** Start EXTRACTED RECORDS **
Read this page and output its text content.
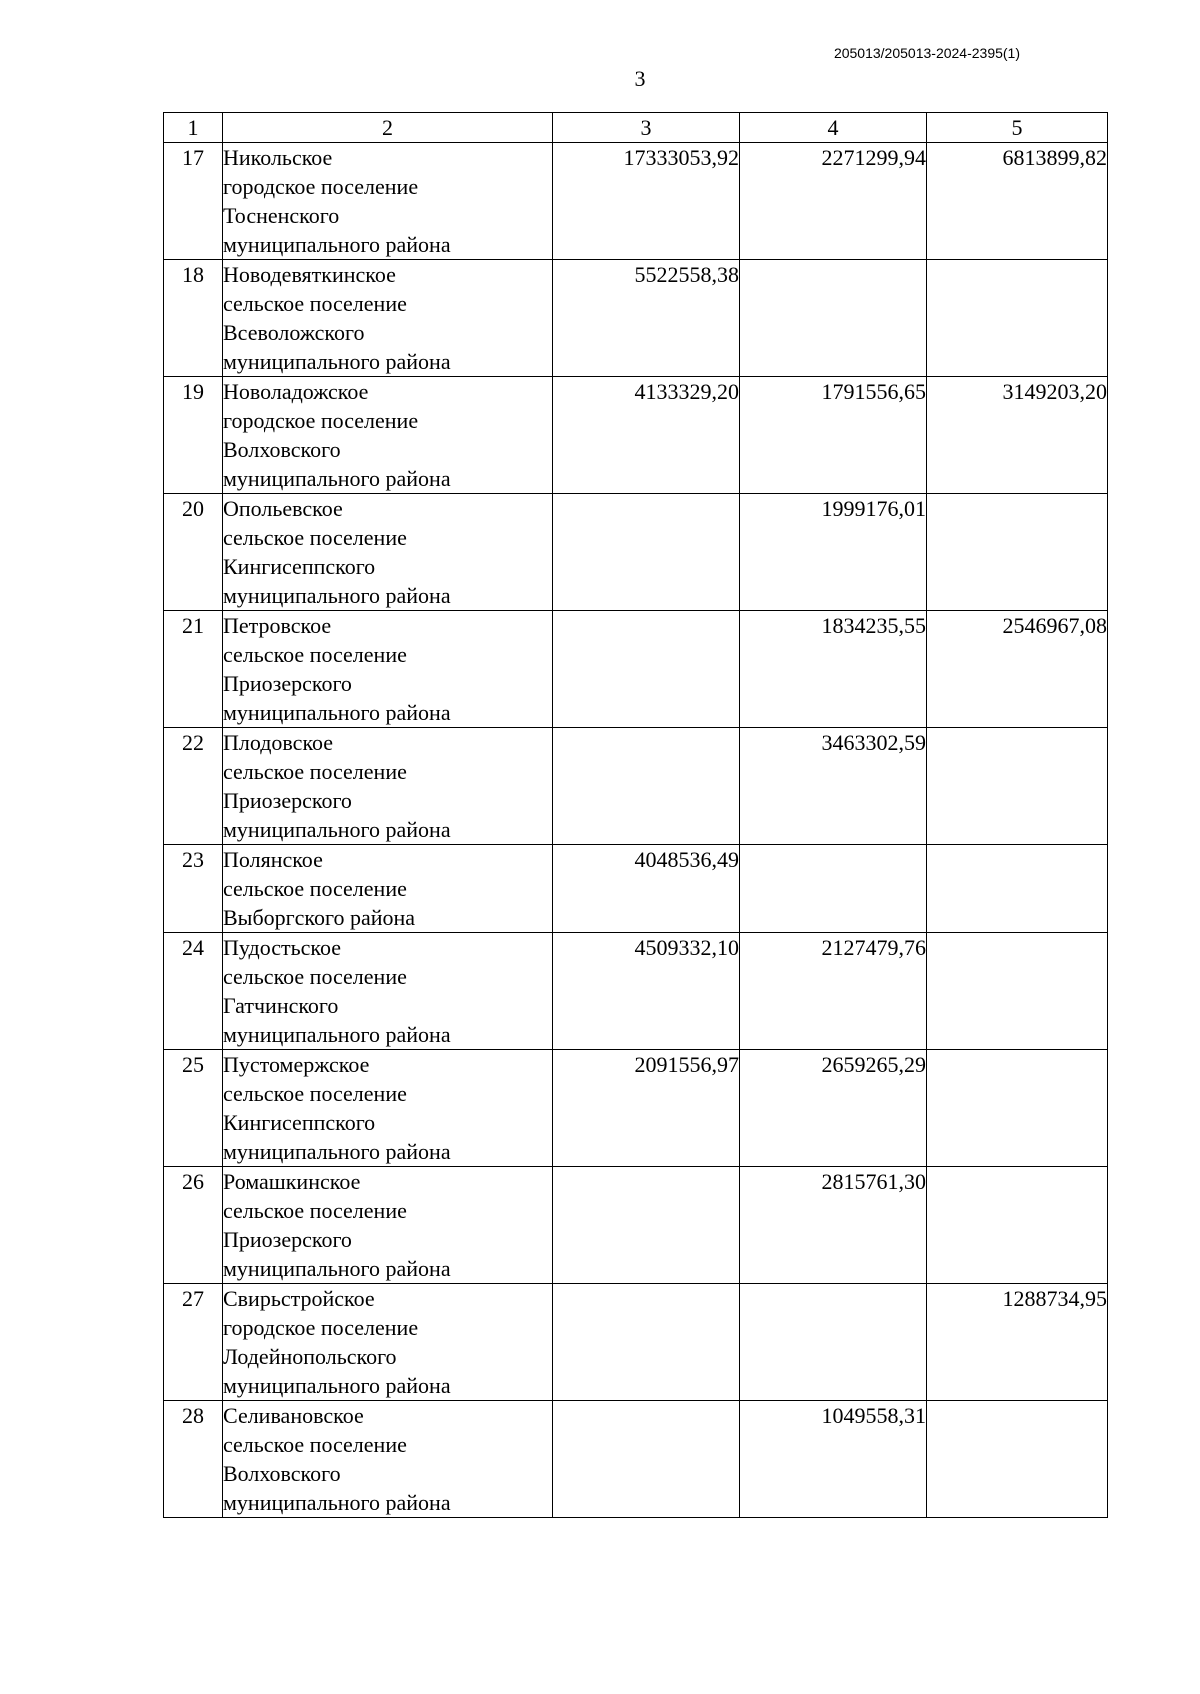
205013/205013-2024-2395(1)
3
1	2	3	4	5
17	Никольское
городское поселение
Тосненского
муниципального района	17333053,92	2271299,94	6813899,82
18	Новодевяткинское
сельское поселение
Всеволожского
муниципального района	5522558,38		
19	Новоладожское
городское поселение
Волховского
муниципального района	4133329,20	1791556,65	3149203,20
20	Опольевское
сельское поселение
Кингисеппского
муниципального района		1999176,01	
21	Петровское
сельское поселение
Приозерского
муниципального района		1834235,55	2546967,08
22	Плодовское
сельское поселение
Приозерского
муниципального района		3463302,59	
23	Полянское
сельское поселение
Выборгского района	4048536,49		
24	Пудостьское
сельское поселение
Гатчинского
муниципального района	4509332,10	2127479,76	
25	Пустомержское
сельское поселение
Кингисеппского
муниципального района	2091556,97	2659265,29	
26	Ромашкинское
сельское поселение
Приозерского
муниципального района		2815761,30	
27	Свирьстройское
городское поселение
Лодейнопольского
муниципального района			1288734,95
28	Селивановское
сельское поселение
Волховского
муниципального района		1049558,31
** End EXTRACTED RECORDS **
## WHAT TO WORK ON
Reproduce the whole listing above word for word, but not its pictures.

## REPLY TO THE EXERCISE
Read this page and output its text content.
205013/205013-2024-2395(1)
3
1	2	3	4	5
17	Никольское
городское поселение
Тосненского
муниципального района	17333053,92	2271299,94	6813899,82
18	Новодевяткинское
сельское поселение
Всеволожского
муниципального района	5522558,38		
19	Новоладожское
городское поселение
Волховского
муниципального района	4133329,20	1791556,65	3149203,20
20	Опольевское
сельское поселение
Кингисеппского
муниципального района		1999176,01	
21	Петровское
сельское поселение
Приозерского
муниципального района		1834235,55	2546967,08
22	Плодовское
сельское поселение
Приозерского
муниципального района		3463302,59	
23	Полянское
сельское поселение
Выборгского района	4048536,49		
24	Пудостьское
сельское поселение
Гатчинского
муниципального района	4509332,10	2127479,76	
25	Пустомержское
сельское поселение
Кингисеппского
муниципального района	2091556,97	2659265,29	
26	Ромашкинское
сельское поселение
Приозерского
муниципального района		2815761,30	
27	Свирьстройское
городское поселение
Лодейнопольского
муниципального района			1288734,95
28	Селивановское
сельское поселение
Волховского
муниципального района		1049558,31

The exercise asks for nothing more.